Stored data
>> START
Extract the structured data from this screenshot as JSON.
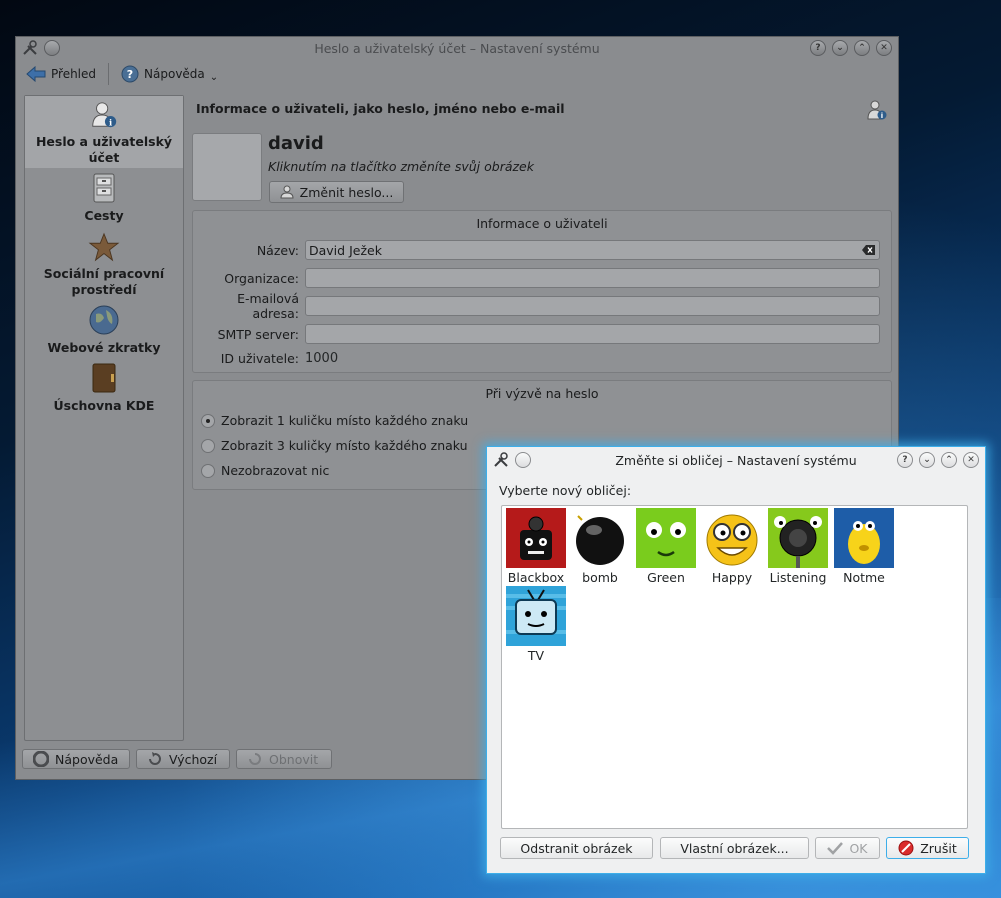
{
  "main_window": {
    "title": "Heslo a uživatelský účet – Nastavení systému",
    "toolbar": {
      "overview": "Přehled",
      "help": "Nápověda"
    },
    "sidebar": [
      {
        "label": "Heslo a uživatelský účet",
        "icon": "user-info-icon",
        "active": true
      },
      {
        "label": "Cesty",
        "icon": "cabinet-icon",
        "active": false
      },
      {
        "label": "Sociální pracovní prostředí",
        "icon": "star-icon",
        "active": false
      },
      {
        "label": "Webové zkratky",
        "icon": "globe-icon",
        "active": false
      },
      {
        "label": "Úschovna KDE",
        "icon": "wallet-icon",
        "active": false
      }
    ],
    "heading": "Informace o uživateli, jako heslo, jméno nebo e-mail",
    "username": "david",
    "avatar_hint": "Kliknutím na tlačítko změníte svůj obrázek",
    "change_password": "Změnit heslo...",
    "user_info_group": {
      "title": "Informace o uživateli",
      "fields": [
        {
          "label": "Název:",
          "value": "David Ježek"
        },
        {
          "label": "Organizace:",
          "value": ""
        },
        {
          "label": "E-mailová adresa:",
          "value": ""
        },
        {
          "label": "SMTP server:",
          "value": ""
        }
      ],
      "uid_label": "ID uživatele:",
      "uid_value": "1000"
    },
    "password_group": {
      "title": "Při výzvě na heslo",
      "options": [
        {
          "label": "Zobrazit 1 kuličku místo každého znaku",
          "selected": true
        },
        {
          "label": "Zobrazit 3 kuličky místo každého znaku",
          "selected": false
        },
        {
          "label": "Nezobrazovat nic",
          "selected": false
        }
      ]
    },
    "buttons": {
      "help": "Nápověda",
      "defaults": "Výchozí",
      "reset": "Obnovit"
    }
  },
  "dialog": {
    "title": "Změňte si obličej – Nastavení systému",
    "prompt": "Vyberte nový obličej:",
    "faces": [
      {
        "name": "Blackbox",
        "color": "#b51a1a"
      },
      {
        "name": "bomb",
        "color": "#ffffff"
      },
      {
        "name": "Green",
        "color": "#7acc1d"
      },
      {
        "name": "Happy",
        "color": "#ffffff"
      },
      {
        "name": "Listening",
        "color": "#86c91c"
      },
      {
        "name": "Notme",
        "color": "#1e5da8"
      },
      {
        "name": "TV",
        "color": "#2fa3d9"
      }
    ],
    "buttons": {
      "remove": "Odstranit obrázek",
      "custom": "Vlastní obrázek...",
      "ok": "OK",
      "cancel": "Zrušit"
    }
  }
}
>> END
[YOUR TASK]: Copy out the listing exactly as it stands, but not the pictures.

[FULL OUTPUT]:
Extract the structured data from this screenshot as JSON.
{
  "main_window": {
    "title": "Heslo a uživatelský účet – Nastavení systému",
    "toolbar": {
      "overview": "Přehled",
      "help": "Nápověda"
    },
    "sidebar": [
      {
        "label": "Heslo a uživatelský účet",
        "icon": "user-info-icon",
        "active": true
      },
      {
        "label": "Cesty",
        "icon": "cabinet-icon",
        "active": false
      },
      {
        "label": "Sociální pracovní prostředí",
        "icon": "star-icon",
        "active": false
      },
      {
        "label": "Webové zkratky",
        "icon": "globe-icon",
        "active": false
      },
      {
        "label": "Úschovna KDE",
        "icon": "wallet-icon",
        "active": false
      }
    ],
    "heading": "Informace o uživateli, jako heslo, jméno nebo e-mail",
    "username": "david",
    "avatar_hint": "Kliknutím na tlačítko změníte svůj obrázek",
    "change_password": "Změnit heslo...",
    "user_info_group": {
      "title": "Informace o uživateli",
      "fields": [
        {
          "label": "Název:",
          "value": "David Ježek"
        },
        {
          "label": "Organizace:",
          "value": ""
        },
        {
          "label": "E-mailová adresa:",
          "value": ""
        },
        {
          "label": "SMTP server:",
          "value": ""
        }
      ],
      "uid_label": "ID uživatele:",
      "uid_value": "1000"
    },
    "password_group": {
      "title": "Při výzvě na heslo",
      "options": [
        {
          "label": "Zobrazit 1 kuličku místo každého znaku",
          "selected": true
        },
        {
          "label": "Zobrazit 3 kuličky místo každého znaku",
          "selected": false
        },
        {
          "label": "Nezobrazovat nic",
          "selected": false
        }
      ]
    },
    "buttons": {
      "help": "Nápověda",
      "defaults": "Výchozí",
      "reset": "Obnovit"
    }
  },
  "dialog": {
    "title": "Změňte si obličej – Nastavení systému",
    "prompt": "Vyberte nový obličej:",
    "faces": [
      {
        "name": "Blackbox",
        "color": "#b51a1a"
      },
      {
        "name": "bomb",
        "color": "#ffffff"
      },
      {
        "name": "Green",
        "color": "#7acc1d"
      },
      {
        "name": "Happy",
        "color": "#ffffff"
      },
      {
        "name": "Listening",
        "color": "#86c91c"
      },
      {
        "name": "Notme",
        "color": "#1e5da8"
      },
      {
        "name": "TV",
        "color": "#2fa3d9"
      }
    ],
    "buttons": {
      "remove": "Odstranit obrázek",
      "custom": "Vlastní obrázek...",
      "ok": "OK",
      "cancel": "Zrušit"
    }
  }
}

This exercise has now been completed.